INSTRUCTIONS
1. In the forum thread about bib knickers, which pair did the original poster buy most recently?
2. Continue the forum thread about bib knickers from where it stops.
** Start of PROVIDED TEXT **
# Need a new pair of bib knickers



## steelbikerider (Feb 7, 2005)

Winters in SE Texas aren't too cold so knickers fit the bill for lots of days. In the past I have bought Descente and the last pair I bought was a Castelli Sorpasso. Anybody try the PI 3/4 pro thermal knicks, the Castelli nano or ergos? The Sorpasso are almost too warm for 60 degree days but standard lycra without the fleece lining is too cool when the temps go below 60. 
Don't suggest knee or leg warmers - I have them but don't use them except on rare occasions.

I mainly stick with brands mentioned since I'm familar with their sizes but might consider other brands.


----------



## MMsRepBike (Apr 1, 2014)

I have found the Assos S7 Tiburu Knickers to be quite good. They run a bit small vs their summer shorts counterpart, the T.Equipe.
** End of PROVIDED TEXT **
** Start of ENTRIES **
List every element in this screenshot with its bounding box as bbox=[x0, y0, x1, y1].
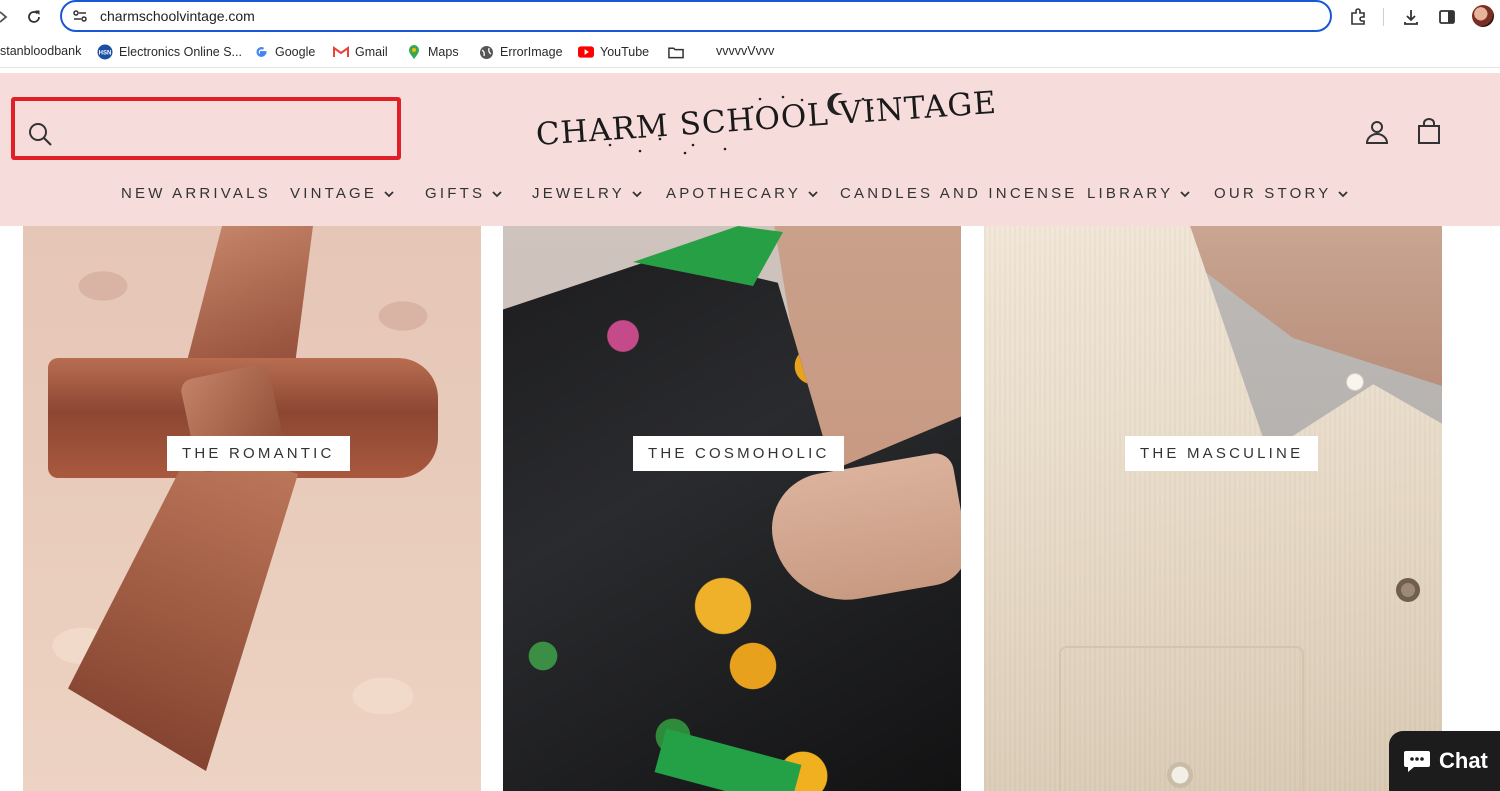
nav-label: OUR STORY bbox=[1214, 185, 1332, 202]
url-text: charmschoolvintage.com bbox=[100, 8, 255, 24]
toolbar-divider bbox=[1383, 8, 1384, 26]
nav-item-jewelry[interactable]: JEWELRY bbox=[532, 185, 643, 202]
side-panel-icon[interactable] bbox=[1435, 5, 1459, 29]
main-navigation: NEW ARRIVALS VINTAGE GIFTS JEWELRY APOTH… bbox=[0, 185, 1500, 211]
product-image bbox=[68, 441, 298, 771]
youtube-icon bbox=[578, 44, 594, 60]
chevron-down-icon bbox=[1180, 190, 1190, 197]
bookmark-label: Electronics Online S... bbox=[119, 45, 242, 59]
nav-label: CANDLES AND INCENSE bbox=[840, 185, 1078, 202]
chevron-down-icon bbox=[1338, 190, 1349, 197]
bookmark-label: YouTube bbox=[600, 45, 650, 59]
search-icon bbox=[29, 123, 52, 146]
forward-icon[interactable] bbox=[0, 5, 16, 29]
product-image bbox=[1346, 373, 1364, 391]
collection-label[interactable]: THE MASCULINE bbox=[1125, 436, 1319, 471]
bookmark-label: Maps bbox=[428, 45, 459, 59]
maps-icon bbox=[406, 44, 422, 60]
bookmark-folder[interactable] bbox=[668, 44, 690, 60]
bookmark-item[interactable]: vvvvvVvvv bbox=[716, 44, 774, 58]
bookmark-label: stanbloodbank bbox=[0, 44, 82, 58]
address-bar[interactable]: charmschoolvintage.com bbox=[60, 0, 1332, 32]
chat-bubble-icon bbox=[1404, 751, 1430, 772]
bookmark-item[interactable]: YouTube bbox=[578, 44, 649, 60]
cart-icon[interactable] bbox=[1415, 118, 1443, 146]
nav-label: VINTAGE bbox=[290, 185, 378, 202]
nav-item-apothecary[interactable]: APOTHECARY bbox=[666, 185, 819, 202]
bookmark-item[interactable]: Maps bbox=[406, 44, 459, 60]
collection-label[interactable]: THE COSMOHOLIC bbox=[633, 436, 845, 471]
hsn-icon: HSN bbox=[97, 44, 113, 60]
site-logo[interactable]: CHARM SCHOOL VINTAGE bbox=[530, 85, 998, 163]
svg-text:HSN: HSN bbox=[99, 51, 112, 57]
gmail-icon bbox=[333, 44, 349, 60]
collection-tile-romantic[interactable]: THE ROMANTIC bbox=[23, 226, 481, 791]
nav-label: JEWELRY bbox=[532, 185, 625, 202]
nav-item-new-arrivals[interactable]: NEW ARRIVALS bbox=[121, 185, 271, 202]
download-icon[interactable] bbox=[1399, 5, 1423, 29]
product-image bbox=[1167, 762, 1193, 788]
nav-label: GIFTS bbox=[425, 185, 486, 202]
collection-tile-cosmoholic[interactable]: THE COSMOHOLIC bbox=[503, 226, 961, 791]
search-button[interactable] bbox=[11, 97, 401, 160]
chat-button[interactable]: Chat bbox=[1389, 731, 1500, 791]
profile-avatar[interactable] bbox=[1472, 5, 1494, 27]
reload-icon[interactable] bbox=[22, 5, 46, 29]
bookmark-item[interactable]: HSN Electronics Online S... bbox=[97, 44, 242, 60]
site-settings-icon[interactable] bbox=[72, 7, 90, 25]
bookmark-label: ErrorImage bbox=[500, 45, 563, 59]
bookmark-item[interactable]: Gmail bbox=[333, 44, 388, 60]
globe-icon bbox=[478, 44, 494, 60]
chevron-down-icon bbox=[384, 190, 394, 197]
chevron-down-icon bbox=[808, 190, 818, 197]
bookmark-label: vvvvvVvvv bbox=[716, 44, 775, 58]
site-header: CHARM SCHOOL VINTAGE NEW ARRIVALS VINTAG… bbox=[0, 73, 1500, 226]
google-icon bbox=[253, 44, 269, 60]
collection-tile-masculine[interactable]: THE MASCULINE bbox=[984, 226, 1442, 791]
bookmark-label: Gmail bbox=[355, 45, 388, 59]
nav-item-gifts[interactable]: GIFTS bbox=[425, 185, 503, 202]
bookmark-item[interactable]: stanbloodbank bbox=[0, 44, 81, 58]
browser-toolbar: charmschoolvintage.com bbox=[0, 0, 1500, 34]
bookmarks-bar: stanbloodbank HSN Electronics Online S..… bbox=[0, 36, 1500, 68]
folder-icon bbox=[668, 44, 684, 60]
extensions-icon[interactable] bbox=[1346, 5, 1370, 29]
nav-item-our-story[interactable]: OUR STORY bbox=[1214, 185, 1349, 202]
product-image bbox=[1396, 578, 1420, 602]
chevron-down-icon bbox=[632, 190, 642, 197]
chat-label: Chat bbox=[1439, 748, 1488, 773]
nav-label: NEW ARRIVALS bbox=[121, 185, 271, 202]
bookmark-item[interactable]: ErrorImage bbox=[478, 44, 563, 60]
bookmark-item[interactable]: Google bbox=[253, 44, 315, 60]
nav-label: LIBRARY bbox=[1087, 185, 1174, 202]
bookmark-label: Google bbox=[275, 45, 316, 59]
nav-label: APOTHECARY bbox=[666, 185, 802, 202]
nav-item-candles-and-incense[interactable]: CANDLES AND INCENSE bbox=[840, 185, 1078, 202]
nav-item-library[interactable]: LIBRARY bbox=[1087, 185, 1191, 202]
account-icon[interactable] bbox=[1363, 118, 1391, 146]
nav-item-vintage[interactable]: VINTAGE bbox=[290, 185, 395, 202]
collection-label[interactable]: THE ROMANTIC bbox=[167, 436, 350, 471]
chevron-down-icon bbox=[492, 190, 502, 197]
** End of ENTRIES **
** Start of ENTRIES **
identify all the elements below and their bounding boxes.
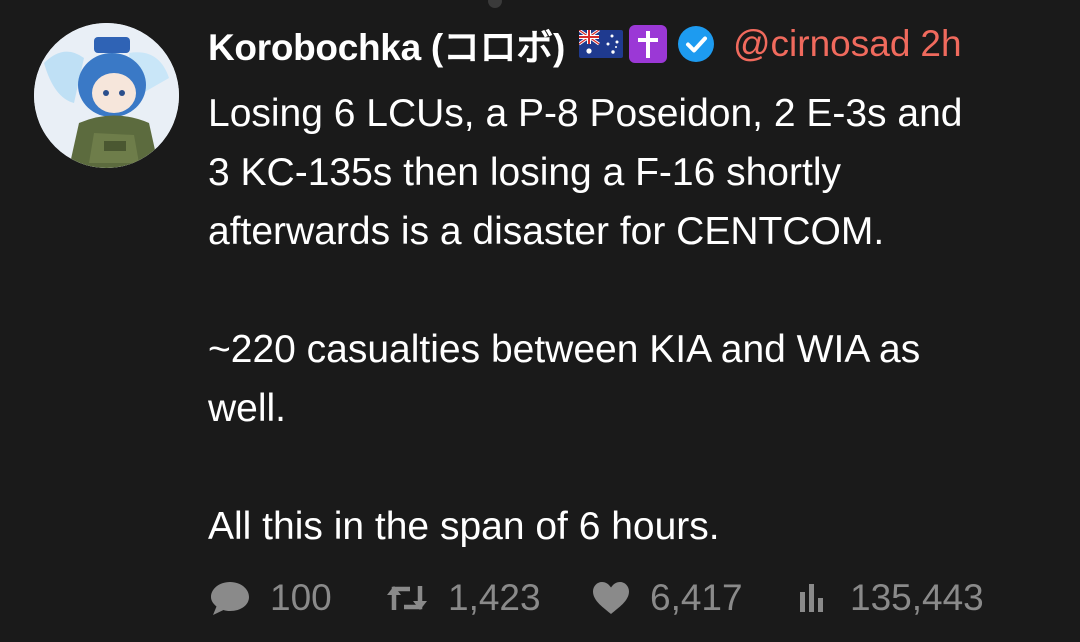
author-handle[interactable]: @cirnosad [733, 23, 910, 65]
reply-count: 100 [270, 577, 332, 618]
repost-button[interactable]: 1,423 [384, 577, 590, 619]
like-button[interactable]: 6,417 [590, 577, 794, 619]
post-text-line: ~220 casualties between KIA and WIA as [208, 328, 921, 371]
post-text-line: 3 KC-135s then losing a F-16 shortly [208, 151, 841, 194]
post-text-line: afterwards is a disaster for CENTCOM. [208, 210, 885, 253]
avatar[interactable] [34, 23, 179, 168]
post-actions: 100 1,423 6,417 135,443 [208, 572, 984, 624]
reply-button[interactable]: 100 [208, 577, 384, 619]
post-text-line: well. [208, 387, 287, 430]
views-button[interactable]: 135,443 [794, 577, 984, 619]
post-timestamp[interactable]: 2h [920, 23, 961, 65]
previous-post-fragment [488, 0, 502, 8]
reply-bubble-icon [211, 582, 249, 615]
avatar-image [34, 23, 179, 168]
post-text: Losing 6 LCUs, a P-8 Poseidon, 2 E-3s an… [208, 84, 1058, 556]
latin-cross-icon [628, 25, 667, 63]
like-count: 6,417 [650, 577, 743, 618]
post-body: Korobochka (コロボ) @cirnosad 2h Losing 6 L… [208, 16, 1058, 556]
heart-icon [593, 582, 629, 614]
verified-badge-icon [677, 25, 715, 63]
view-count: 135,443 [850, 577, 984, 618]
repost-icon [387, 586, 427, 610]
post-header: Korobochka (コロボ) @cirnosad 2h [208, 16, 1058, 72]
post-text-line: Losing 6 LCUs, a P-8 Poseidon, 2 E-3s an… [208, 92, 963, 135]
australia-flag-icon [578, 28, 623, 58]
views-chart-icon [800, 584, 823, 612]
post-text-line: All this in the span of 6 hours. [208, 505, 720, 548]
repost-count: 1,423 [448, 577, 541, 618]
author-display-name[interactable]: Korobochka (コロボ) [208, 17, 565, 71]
** End of ENTRIES **
** Start of ENTRIES **
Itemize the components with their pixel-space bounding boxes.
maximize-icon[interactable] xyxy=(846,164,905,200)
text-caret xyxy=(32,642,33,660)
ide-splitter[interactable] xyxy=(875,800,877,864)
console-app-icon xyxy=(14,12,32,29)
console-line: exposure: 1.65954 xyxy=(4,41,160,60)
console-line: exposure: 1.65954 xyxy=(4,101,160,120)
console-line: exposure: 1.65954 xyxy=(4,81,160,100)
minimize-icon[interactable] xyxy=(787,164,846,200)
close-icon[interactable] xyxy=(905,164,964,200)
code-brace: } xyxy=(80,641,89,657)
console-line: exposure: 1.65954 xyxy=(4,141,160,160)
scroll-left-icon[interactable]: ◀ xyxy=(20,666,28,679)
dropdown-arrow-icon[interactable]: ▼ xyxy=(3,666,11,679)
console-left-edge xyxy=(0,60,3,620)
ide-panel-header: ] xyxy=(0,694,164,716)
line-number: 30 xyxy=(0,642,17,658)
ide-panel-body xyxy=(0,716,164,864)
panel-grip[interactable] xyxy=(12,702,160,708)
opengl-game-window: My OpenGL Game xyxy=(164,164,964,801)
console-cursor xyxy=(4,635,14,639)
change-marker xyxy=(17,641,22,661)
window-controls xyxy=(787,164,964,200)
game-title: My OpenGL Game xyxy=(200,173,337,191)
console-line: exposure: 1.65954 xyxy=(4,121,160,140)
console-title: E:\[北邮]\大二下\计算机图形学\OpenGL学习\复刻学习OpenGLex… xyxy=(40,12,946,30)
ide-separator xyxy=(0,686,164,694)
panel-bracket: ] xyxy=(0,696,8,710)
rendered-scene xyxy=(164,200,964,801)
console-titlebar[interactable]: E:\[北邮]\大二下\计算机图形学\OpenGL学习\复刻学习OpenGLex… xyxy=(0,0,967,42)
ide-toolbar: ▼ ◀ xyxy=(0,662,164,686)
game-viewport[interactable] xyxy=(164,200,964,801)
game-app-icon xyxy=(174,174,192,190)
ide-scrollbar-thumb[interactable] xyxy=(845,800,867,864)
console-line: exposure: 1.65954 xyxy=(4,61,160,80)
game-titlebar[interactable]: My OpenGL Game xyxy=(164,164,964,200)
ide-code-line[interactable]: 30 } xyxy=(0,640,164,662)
** End of ENTRIES **
THE ANSWERS
1. A Castelli Sorpasso.

2.
----------



## TricrossRich (Mar 26, 2014)

I had the PI 3/4 knickers and liked them in terms of warmth, but I found that they weren't very durable. The material started to get pulls and runs in the areas that contacted the saddle. I'm sure the Assos that MMsBikeRep mentioned are great too. I don't think Assos really makes anything bad. 

Now I'm using the Pactimo Thermal 3/4's and like them, but they're probably a little on the warm side when it is 60* out.

https://www.pactimo.com/collections/mens-thermals/products/alpine-thermal-3-4-rt-bib-tights-mens

PM me and I can send you a 30% off friends and family coupon code.


----------



## Tig (Feb 9, 2004)

I also live in SE Texas. I'll ride knickers down to 50-52 degrees, and will add a full length tight over them for rides between 44 and 50 degrees. It all depends on the wind and how sunny or cloudy it is. 

I have older Castelli "Presto Due" knickers and recently bought a nice set of Louis Garneau bib knickers for just $84. They run close to expected size, or just slightly smaller than Castelli's.
Louis Garneau Enduro Bib Knickers 3 - Men's | Competitive Cyclist


----------



## kbwh (May 28, 2010)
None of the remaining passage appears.